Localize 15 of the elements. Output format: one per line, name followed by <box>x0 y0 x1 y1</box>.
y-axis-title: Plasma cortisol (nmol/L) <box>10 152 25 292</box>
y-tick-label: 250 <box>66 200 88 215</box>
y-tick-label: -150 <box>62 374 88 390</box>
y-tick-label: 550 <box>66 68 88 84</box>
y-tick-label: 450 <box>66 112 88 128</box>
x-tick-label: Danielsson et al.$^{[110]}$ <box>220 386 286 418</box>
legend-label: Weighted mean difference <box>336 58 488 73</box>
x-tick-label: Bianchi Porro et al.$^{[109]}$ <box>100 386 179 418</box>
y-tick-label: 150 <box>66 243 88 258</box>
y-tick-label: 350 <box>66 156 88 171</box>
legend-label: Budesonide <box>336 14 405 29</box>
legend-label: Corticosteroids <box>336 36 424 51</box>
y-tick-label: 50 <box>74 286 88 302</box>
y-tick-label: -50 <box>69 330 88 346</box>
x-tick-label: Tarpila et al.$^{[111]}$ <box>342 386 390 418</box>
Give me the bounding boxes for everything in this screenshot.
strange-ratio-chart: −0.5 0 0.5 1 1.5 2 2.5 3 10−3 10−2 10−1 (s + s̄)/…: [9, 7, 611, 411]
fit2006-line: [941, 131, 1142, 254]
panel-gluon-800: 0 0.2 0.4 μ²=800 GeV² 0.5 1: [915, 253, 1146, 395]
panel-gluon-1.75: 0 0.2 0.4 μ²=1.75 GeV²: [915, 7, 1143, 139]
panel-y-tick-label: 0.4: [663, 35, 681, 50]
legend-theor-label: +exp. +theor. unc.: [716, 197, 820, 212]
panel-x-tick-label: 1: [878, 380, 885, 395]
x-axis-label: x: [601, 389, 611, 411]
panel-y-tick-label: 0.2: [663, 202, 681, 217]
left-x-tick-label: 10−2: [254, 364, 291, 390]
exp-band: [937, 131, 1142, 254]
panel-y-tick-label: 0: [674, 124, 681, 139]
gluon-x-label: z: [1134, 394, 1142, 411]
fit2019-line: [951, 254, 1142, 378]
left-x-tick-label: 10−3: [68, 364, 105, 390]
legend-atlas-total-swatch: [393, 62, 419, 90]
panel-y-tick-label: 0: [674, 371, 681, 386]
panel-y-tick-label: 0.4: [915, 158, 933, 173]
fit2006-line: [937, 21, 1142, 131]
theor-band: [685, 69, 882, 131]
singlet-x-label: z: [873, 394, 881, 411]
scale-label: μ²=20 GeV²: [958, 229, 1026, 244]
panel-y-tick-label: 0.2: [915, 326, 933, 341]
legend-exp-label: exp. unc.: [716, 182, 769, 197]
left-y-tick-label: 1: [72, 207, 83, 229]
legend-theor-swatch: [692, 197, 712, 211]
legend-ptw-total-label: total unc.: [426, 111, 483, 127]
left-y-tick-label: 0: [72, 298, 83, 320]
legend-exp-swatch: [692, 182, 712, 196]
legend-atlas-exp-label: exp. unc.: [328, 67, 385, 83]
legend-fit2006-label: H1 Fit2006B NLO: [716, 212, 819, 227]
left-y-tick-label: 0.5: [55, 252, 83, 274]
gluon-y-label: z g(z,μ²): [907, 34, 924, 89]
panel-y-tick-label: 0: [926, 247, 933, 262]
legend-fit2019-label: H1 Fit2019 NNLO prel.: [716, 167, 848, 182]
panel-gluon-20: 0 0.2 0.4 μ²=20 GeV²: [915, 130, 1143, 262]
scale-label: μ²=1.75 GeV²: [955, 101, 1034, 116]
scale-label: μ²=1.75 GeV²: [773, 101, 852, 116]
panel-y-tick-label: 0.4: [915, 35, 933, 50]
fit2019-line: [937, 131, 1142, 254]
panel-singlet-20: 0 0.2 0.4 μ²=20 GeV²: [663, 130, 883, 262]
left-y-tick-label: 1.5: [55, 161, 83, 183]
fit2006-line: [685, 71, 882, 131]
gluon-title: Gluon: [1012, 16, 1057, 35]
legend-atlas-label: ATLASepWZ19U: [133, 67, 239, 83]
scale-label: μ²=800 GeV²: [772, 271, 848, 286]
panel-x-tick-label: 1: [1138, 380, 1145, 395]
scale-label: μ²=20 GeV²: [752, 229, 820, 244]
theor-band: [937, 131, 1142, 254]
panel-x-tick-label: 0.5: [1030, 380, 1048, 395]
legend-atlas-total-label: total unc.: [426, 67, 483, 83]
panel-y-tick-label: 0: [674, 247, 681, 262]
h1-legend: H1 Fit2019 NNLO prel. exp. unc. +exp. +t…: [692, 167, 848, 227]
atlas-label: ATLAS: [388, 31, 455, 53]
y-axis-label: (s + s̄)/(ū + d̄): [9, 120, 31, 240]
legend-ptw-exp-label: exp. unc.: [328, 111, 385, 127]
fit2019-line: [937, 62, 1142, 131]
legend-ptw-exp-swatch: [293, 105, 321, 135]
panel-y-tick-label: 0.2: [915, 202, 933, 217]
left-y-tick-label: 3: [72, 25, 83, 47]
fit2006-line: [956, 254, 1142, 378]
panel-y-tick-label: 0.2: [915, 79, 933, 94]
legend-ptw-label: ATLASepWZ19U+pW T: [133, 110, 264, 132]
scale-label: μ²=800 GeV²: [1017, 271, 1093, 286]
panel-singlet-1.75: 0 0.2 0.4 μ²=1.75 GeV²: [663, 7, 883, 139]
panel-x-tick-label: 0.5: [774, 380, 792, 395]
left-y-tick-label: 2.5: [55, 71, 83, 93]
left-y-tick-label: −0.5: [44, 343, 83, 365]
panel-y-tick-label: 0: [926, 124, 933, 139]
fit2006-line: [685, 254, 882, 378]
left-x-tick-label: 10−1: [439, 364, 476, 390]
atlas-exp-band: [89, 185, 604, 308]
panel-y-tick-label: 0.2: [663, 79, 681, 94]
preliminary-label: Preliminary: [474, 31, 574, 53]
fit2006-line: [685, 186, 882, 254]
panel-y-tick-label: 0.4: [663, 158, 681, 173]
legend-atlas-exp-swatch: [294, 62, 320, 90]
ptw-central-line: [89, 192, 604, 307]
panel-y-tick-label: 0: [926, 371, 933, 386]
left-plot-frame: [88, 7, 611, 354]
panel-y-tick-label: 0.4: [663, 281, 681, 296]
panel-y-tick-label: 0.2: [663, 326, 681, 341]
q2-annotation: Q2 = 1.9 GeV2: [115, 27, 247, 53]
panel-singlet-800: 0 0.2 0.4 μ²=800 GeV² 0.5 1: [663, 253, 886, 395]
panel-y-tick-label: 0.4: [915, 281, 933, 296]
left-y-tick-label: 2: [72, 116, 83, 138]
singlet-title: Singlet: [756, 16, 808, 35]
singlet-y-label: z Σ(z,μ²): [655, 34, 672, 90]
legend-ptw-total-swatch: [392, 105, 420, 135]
========
Goal: Copy every line of the material above verbatim, leaving nothing out and changing nothing.

Result of this exercise:
Localize 15 of the elements. Output format: one per line, name followed by <box>x0 y0 x1 y1</box>.
y-axis-title: Plasma cortisol (nmol/L) <box>10 152 25 292</box>
y-tick-label: 250 <box>66 200 88 215</box>
y-tick-label: -150 <box>62 374 88 390</box>
y-tick-label: 550 <box>66 68 88 84</box>
y-tick-label: 450 <box>66 112 88 128</box>
x-tick-label: Danielsson et al.$^{[110]}$ <box>220 386 286 418</box>
legend-label: Weighted mean difference <box>336 58 488 73</box>
x-tick-label: Bianchi Porro et al.$^{[109]}$ <box>100 386 179 418</box>
y-tick-label: 150 <box>66 243 88 258</box>
y-tick-label: 350 <box>66 156 88 171</box>
legend-label: Budesonide <box>336 14 405 29</box>
legend-label: Corticosteroids <box>336 36 424 51</box>
y-tick-label: 50 <box>74 286 88 302</box>
y-tick-label: -50 <box>69 330 88 346</box>
x-tick-label: Tarpila et al.$^{[111]}$ <box>342 386 390 418</box>
Give me the bounding boxes for everything in this screenshot.
strange-ratio-chart: −0.5 0 0.5 1 1.5 2 2.5 3 10−3 10−2 10−1 (s + s̄)/…: [9, 7, 611, 411]
fit2006-line: [941, 131, 1142, 254]
panel-gluon-800: 0 0.2 0.4 μ²=800 GeV² 0.5 1: [915, 253, 1146, 395]
panel-gluon-1.75: 0 0.2 0.4 μ²=1.75 GeV²: [915, 7, 1143, 139]
panel-y-tick-label: 0.4: [663, 35, 681, 50]
legend-theor-label: +exp. +theor. unc.: [716, 197, 820, 212]
panel-x-tick-label: 1: [878, 380, 885, 395]
x-axis-label: x: [601, 389, 611, 411]
panel-y-tick-label: 0.2: [663, 202, 681, 217]
left-x-tick-label: 10−2: [254, 364, 291, 390]
exp-band: [937, 131, 1142, 254]
panel-y-tick-label: 0: [674, 124, 681, 139]
gluon-x-label: z: [1134, 394, 1142, 411]
fit2019-line: [951, 254, 1142, 378]
left-x-tick-label: 10−3: [68, 364, 105, 390]
legend-atlas-total-swatch: [393, 62, 419, 90]
panel-y-tick-label: 0: [674, 371, 681, 386]
panel-y-tick-label: 0.4: [915, 158, 933, 173]
fit2006-line: [937, 21, 1142, 131]
theor-band: [685, 69, 882, 131]
singlet-x-label: z: [873, 394, 881, 411]
scale-label: μ²=20 GeV²: [958, 229, 1026, 244]
panel-y-tick-label: 0.2: [915, 326, 933, 341]
legend-exp-label: exp. unc.: [716, 182, 769, 197]
left-y-tick-label: 1: [72, 207, 83, 229]
legend-theor-swatch: [692, 197, 712, 211]
legend-ptw-total-label: total unc.: [426, 111, 483, 127]
left-y-tick-label: 0: [72, 298, 83, 320]
legend-exp-swatch: [692, 182, 712, 196]
legend-atlas-exp-label: exp. unc.: [328, 67, 385, 83]
legend-fit2006-label: H1 Fit2006B NLO: [716, 212, 819, 227]
left-y-tick-label: 0.5: [55, 252, 83, 274]
gluon-y-label: z g(z,μ²): [907, 34, 924, 89]
panel-y-tick-label: 0: [926, 247, 933, 262]
legend-fit2019-label: H1 Fit2019 NNLO prel.: [716, 167, 848, 182]
panel-gluon-20: 0 0.2 0.4 μ²=20 GeV²: [915, 130, 1143, 262]
scale-label: μ²=1.75 GeV²: [955, 101, 1034, 116]
scale-label: μ²=1.75 GeV²: [773, 101, 852, 116]
panel-y-tick-label: 0.4: [915, 35, 933, 50]
fit2019-line: [937, 131, 1142, 254]
panel-singlet-20: 0 0.2 0.4 μ²=20 GeV²: [663, 130, 883, 262]
left-y-tick-label: 1.5: [55, 161, 83, 183]
fit2006-line: [685, 71, 882, 131]
gluon-title: Gluon: [1012, 16, 1057, 35]
legend-atlas-label: ATLASepWZ19U: [133, 67, 239, 83]
scale-label: μ²=800 GeV²: [772, 271, 848, 286]
panel-x-tick-label: 1: [1138, 380, 1145, 395]
scale-label: μ²=20 GeV²: [752, 229, 820, 244]
theor-band: [937, 131, 1142, 254]
panel-x-tick-label: 0.5: [1030, 380, 1048, 395]
legend-atlas-total-label: total unc.: [426, 67, 483, 83]
panel-y-tick-label: 0: [674, 247, 681, 262]
h1-legend: H1 Fit2019 NNLO prel. exp. unc. +exp. +t…: [692, 167, 848, 227]
atlas-label: ATLAS: [388, 31, 455, 53]
y-axis-label: (s + s̄)/(ū + d̄): [9, 120, 31, 240]
legend-ptw-exp-label: exp. unc.: [328, 111, 385, 127]
fit2019-line: [937, 62, 1142, 131]
legend-ptw-exp-swatch: [293, 105, 321, 135]
panel-y-tick-label: 0.2: [915, 202, 933, 217]
left-y-tick-label: 3: [72, 25, 83, 47]
fit2006-line: [956, 254, 1142, 378]
panel-y-tick-label: 0.2: [915, 79, 933, 94]
legend-ptw-label: ATLASepWZ19U+pW T: [133, 110, 264, 132]
scale-label: μ²=800 GeV²: [1017, 271, 1093, 286]
panel-singlet-1.75: 0 0.2 0.4 μ²=1.75 GeV²: [663, 7, 883, 139]
panel-x-tick-label: 0.5: [774, 380, 792, 395]
left-y-tick-label: 2.5: [55, 71, 83, 93]
left-y-tick-label: −0.5: [44, 343, 83, 365]
panel-y-tick-label: 0: [926, 124, 933, 139]
fit2006-line: [685, 254, 882, 378]
left-x-tick-label: 10−1: [439, 364, 476, 390]
atlas-exp-band: [89, 185, 604, 308]
panel-y-tick-label: 0.2: [663, 79, 681, 94]
preliminary-label: Preliminary: [474, 31, 574, 53]
fit2006-line: [685, 186, 882, 254]
panel-y-tick-label: 0.4: [663, 158, 681, 173]
legend-atlas-exp-swatch: [294, 62, 320, 90]
ptw-central-line: [89, 192, 604, 307]
panel-y-tick-label: 0: [926, 371, 933, 386]
left-plot-frame: [88, 7, 611, 354]
panel-y-tick-label: 0.4: [663, 281, 681, 296]
panel-y-tick-label: 0.2: [663, 326, 681, 341]
q2-annotation: Q2 = 1.9 GeV2: [115, 27, 247, 53]
panel-singlet-800: 0 0.2 0.4 μ²=800 GeV² 0.5 1: [663, 253, 886, 395]
panel-y-tick-label: 0.4: [915, 281, 933, 296]
left-y-tick-label: 2: [72, 116, 83, 138]
singlet-title: Singlet: [756, 16, 808, 35]
singlet-y-label: z Σ(z,μ²): [655, 34, 672, 90]
legend-ptw-total-swatch: [392, 105, 420, 135]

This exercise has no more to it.